#### Provided information
****************
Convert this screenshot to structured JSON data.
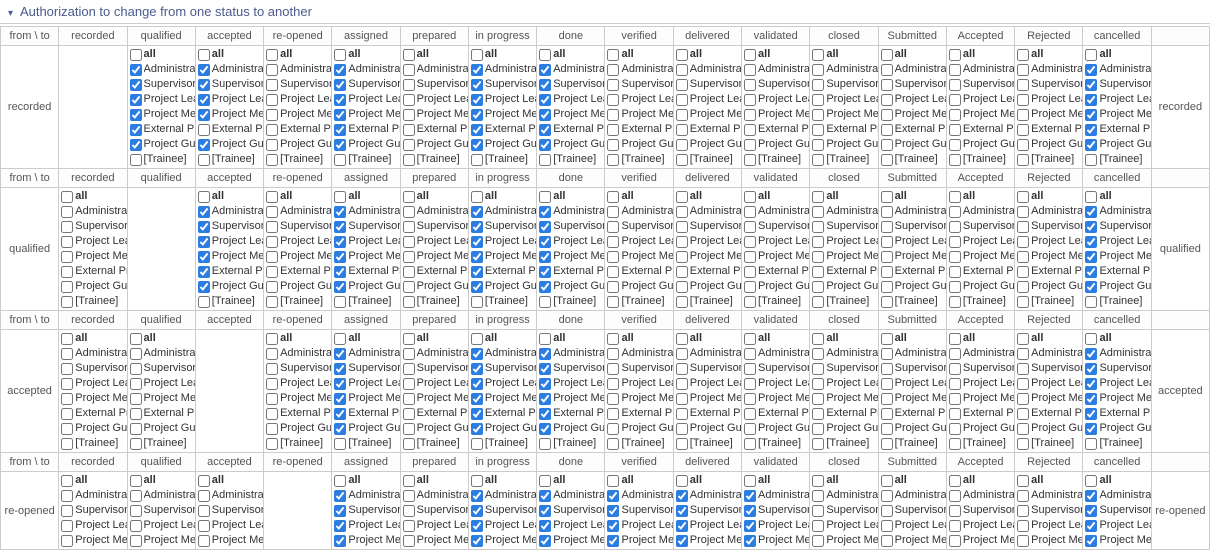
{
  "title": "Authorization to change from one status to another",
  "cornerLabel": "from \\ to",
  "statuses": [
    "recorded",
    "qualified",
    "accepted",
    "re-opened",
    "assigned",
    "prepared",
    "in progress",
    "done",
    "verified",
    "delivered",
    "validated",
    "closed",
    "Submitted",
    "Accepted",
    "Rejected",
    "cancelled"
  ],
  "roles": [
    {
      "key": "all",
      "label": "all",
      "bold": true,
      "bracket": false
    },
    {
      "key": "admin",
      "label": "Administrator",
      "bold": false,
      "bracket": false
    },
    {
      "key": "sup",
      "label": "Supervisor",
      "bold": false,
      "bracket": false
    },
    {
      "key": "lead",
      "label": "Project Leader",
      "bold": false,
      "bracket": false
    },
    {
      "key": "mgr",
      "label": "Project Member",
      "bold": false,
      "bracket": false
    },
    {
      "key": "ext",
      "label": "External Project",
      "bold": false,
      "bracket": false
    },
    {
      "key": "gue",
      "label": "Project Guest",
      "bold": false,
      "bracket": false
    },
    {
      "key": "trn",
      "label": "Trainee",
      "bold": false,
      "bracket": true
    }
  ],
  "rows": [
    {
      "from": "recorded",
      "partial": false,
      "cells": {
        "recorded": null,
        "qualified": {
          "all": false,
          "admin": true,
          "sup": true,
          "lead": true,
          "mgr": true,
          "ext": true,
          "gue": true,
          "trn": false
        },
        "accepted": {
          "all": false,
          "admin": true,
          "sup": true,
          "lead": true,
          "mgr": true,
          "ext": false,
          "gue": true,
          "trn": false
        },
        "re-opened": {
          "all": false,
          "admin": false,
          "sup": false,
          "lead": false,
          "mgr": false,
          "ext": false,
          "gue": false,
          "trn": false
        },
        "assigned": {
          "all": false,
          "admin": true,
          "sup": true,
          "lead": true,
          "mgr": true,
          "ext": true,
          "gue": true,
          "trn": false
        },
        "prepared": {
          "all": false,
          "admin": false,
          "sup": false,
          "lead": false,
          "mgr": false,
          "ext": false,
          "gue": false,
          "trn": false
        },
        "in progress": {
          "all": false,
          "admin": true,
          "sup": true,
          "lead": true,
          "mgr": true,
          "ext": true,
          "gue": true,
          "trn": false
        },
        "done": {
          "all": false,
          "admin": true,
          "sup": true,
          "lead": true,
          "mgr": true,
          "ext": true,
          "gue": true,
          "trn": false
        },
        "verified": {
          "all": false,
          "admin": false,
          "sup": false,
          "lead": false,
          "mgr": false,
          "ext": false,
          "gue": false,
          "trn": false
        },
        "delivered": {
          "all": false,
          "admin": false,
          "sup": false,
          "lead": false,
          "mgr": false,
          "ext": false,
          "gue": false,
          "trn": false
        },
        "validated": {
          "all": false,
          "admin": false,
          "sup": false,
          "lead": false,
          "mgr": false,
          "ext": false,
          "gue": false,
          "trn": false
        },
        "closed": {
          "all": false,
          "admin": false,
          "sup": false,
          "lead": false,
          "mgr": false,
          "ext": false,
          "gue": false,
          "trn": false
        },
        "Submitted": {
          "all": false,
          "admin": false,
          "sup": false,
          "lead": false,
          "mgr": false,
          "ext": false,
          "gue": false,
          "trn": false
        },
        "Accepted": {
          "all": false,
          "admin": false,
          "sup": false,
          "lead": false,
          "mgr": false,
          "ext": false,
          "gue": false,
          "trn": false
        },
        "Rejected": {
          "all": false,
          "admin": false,
          "sup": false,
          "lead": false,
          "mgr": false,
          "ext": false,
          "gue": false,
          "trn": false
        },
        "cancelled": {
          "all": false,
          "admin": true,
          "sup": true,
          "lead": true,
          "mgr": true,
          "ext": true,
          "gue": true,
          "trn": false
        }
      }
    },
    {
      "from": "qualified",
      "partial": false,
      "cells": {
        "recorded": {
          "all": false,
          "admin": false,
          "sup": false,
          "lead": false,
          "mgr": false,
          "ext": false,
          "gue": false,
          "trn": false
        },
        "qualified": null,
        "accepted": {
          "all": false,
          "admin": true,
          "sup": true,
          "lead": true,
          "mgr": true,
          "ext": true,
          "gue": true,
          "trn": false
        },
        "re-opened": {
          "all": false,
          "admin": false,
          "sup": false,
          "lead": false,
          "mgr": false,
          "ext": false,
          "gue": false,
          "trn": false
        },
        "assigned": {
          "all": false,
          "admin": true,
          "sup": true,
          "lead": true,
          "mgr": true,
          "ext": true,
          "gue": true,
          "trn": false
        },
        "prepared": {
          "all": false,
          "admin": false,
          "sup": false,
          "lead": false,
          "mgr": false,
          "ext": false,
          "gue": false,
          "trn": false
        },
        "in progress": {
          "all": false,
          "admin": true,
          "sup": true,
          "lead": true,
          "mgr": true,
          "ext": true,
          "gue": true,
          "trn": false
        },
        "done": {
          "all": false,
          "admin": true,
          "sup": true,
          "lead": true,
          "mgr": true,
          "ext": true,
          "gue": true,
          "trn": false
        },
        "verified": {
          "all": false,
          "admin": false,
          "sup": false,
          "lead": false,
          "mgr": false,
          "ext": false,
          "gue": false,
          "trn": false
        },
        "delivered": {
          "all": false,
          "admin": false,
          "sup": false,
          "lead": false,
          "mgr": false,
          "ext": false,
          "gue": false,
          "trn": false
        },
        "validated": {
          "all": false,
          "admin": false,
          "sup": false,
          "lead": false,
          "mgr": false,
          "ext": false,
          "gue": false,
          "trn": false
        },
        "closed": {
          "all": false,
          "admin": false,
          "sup": false,
          "lead": false,
          "mgr": false,
          "ext": false,
          "gue": false,
          "trn": false
        },
        "Submitted": {
          "all": false,
          "admin": false,
          "sup": false,
          "lead": false,
          "mgr": false,
          "ext": false,
          "gue": false,
          "trn": false
        },
        "Accepted": {
          "all": false,
          "admin": false,
          "sup": false,
          "lead": false,
          "mgr": false,
          "ext": false,
          "gue": false,
          "trn": false
        },
        "Rejected": {
          "all": false,
          "admin": false,
          "sup": false,
          "lead": false,
          "mgr": false,
          "ext": false,
          "gue": false,
          "trn": false
        },
        "cancelled": {
          "all": false,
          "admin": true,
          "sup": true,
          "lead": true,
          "mgr": true,
          "ext": true,
          "gue": true,
          "trn": false
        }
      }
    },
    {
      "from": "accepted",
      "partial": false,
      "cells": {
        "recorded": {
          "all": false,
          "admin": false,
          "sup": false,
          "lead": false,
          "mgr": false,
          "ext": false,
          "gue": false,
          "trn": false
        },
        "qualified": {
          "all": false,
          "admin": false,
          "sup": false,
          "lead": false,
          "mgr": false,
          "ext": false,
          "gue": false,
          "trn": false
        },
        "accepted": null,
        "re-opened": {
          "all": false,
          "admin": false,
          "sup": false,
          "lead": false,
          "mgr": false,
          "ext": false,
          "gue": false,
          "trn": false
        },
        "assigned": {
          "all": false,
          "admin": true,
          "sup": true,
          "lead": true,
          "mgr": true,
          "ext": true,
          "gue": true,
          "trn": false
        },
        "prepared": {
          "all": false,
          "admin": false,
          "sup": false,
          "lead": false,
          "mgr": false,
          "ext": false,
          "gue": false,
          "trn": false
        },
        "in progress": {
          "all": false,
          "admin": true,
          "sup": true,
          "lead": true,
          "mgr": true,
          "ext": true,
          "gue": true,
          "trn": false
        },
        "done": {
          "all": false,
          "admin": true,
          "sup": true,
          "lead": true,
          "mgr": true,
          "ext": true,
          "gue": true,
          "trn": false
        },
        "verified": {
          "all": false,
          "admin": false,
          "sup": false,
          "lead": false,
          "mgr": false,
          "ext": false,
          "gue": false,
          "trn": false
        },
        "delivered": {
          "all": false,
          "admin": false,
          "sup": false,
          "lead": false,
          "mgr": false,
          "ext": false,
          "gue": false,
          "trn": false
        },
        "validated": {
          "all": false,
          "admin": false,
          "sup": false,
          "lead": false,
          "mgr": false,
          "ext": false,
          "gue": false,
          "trn": false
        },
        "closed": {
          "all": false,
          "admin": false,
          "sup": false,
          "lead": false,
          "mgr": false,
          "ext": false,
          "gue": false,
          "trn": false
        },
        "Submitted": {
          "all": false,
          "admin": false,
          "sup": false,
          "lead": false,
          "mgr": false,
          "ext": false,
          "gue": false,
          "trn": false
        },
        "Accepted": {
          "all": false,
          "admin": false,
          "sup": false,
          "lead": false,
          "mgr": false,
          "ext": false,
          "gue": false,
          "trn": false
        },
        "Rejected": {
          "all": false,
          "admin": false,
          "sup": false,
          "lead": false,
          "mgr": false,
          "ext": false,
          "gue": false,
          "trn": false
        },
        "cancelled": {
          "all": false,
          "admin": true,
          "sup": true,
          "lead": true,
          "mgr": true,
          "ext": true,
          "gue": true,
          "trn": false
        }
      }
    },
    {
      "from": "re-opened",
      "partial": true,
      "cells": {
        "recorded": {
          "all": false,
          "admin": false,
          "sup": false,
          "lead": false,
          "mgr": false
        },
        "qualified": {
          "all": false,
          "admin": false,
          "sup": false,
          "lead": false,
          "mgr": false
        },
        "accepted": {
          "all": false,
          "admin": false,
          "sup": false,
          "lead": false,
          "mgr": false
        },
        "re-opened": null,
        "assigned": {
          "all": false,
          "admin": true,
          "sup": true,
          "lead": true,
          "mgr": true
        },
        "prepared": {
          "all": false,
          "admin": false,
          "sup": false,
          "lead": false,
          "mgr": false
        },
        "in progress": {
          "all": false,
          "admin": true,
          "sup": true,
          "lead": true,
          "mgr": true
        },
        "done": {
          "all": false,
          "admin": true,
          "sup": true,
          "lead": true,
          "mgr": true
        },
        "verified": {
          "all": false,
          "admin": true,
          "sup": true,
          "lead": true,
          "mgr": true
        },
        "delivered": {
          "all": false,
          "admin": true,
          "sup": true,
          "lead": true,
          "mgr": true
        },
        "validated": {
          "all": false,
          "admin": true,
          "sup": true,
          "lead": true,
          "mgr": true
        },
        "closed": {
          "all": false,
          "admin": false,
          "sup": false,
          "lead": false,
          "mgr": false
        },
        "Submitted": {
          "all": false,
          "admin": false,
          "sup": false,
          "lead": false,
          "mgr": false
        },
        "Accepted": {
          "all": false,
          "admin": false,
          "sup": false,
          "lead": false,
          "mgr": false
        },
        "Rejected": {
          "all": false,
          "admin": false,
          "sup": false,
          "lead": false,
          "mgr": false
        },
        "cancelled": {
          "all": false,
          "admin": true,
          "sup": true,
          "lead": true,
          "mgr": true
        }
      }
    }
  ]
}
****************
Work through the listing above and report how many lines include the string "Project", with no other text.

#### Result for this task
4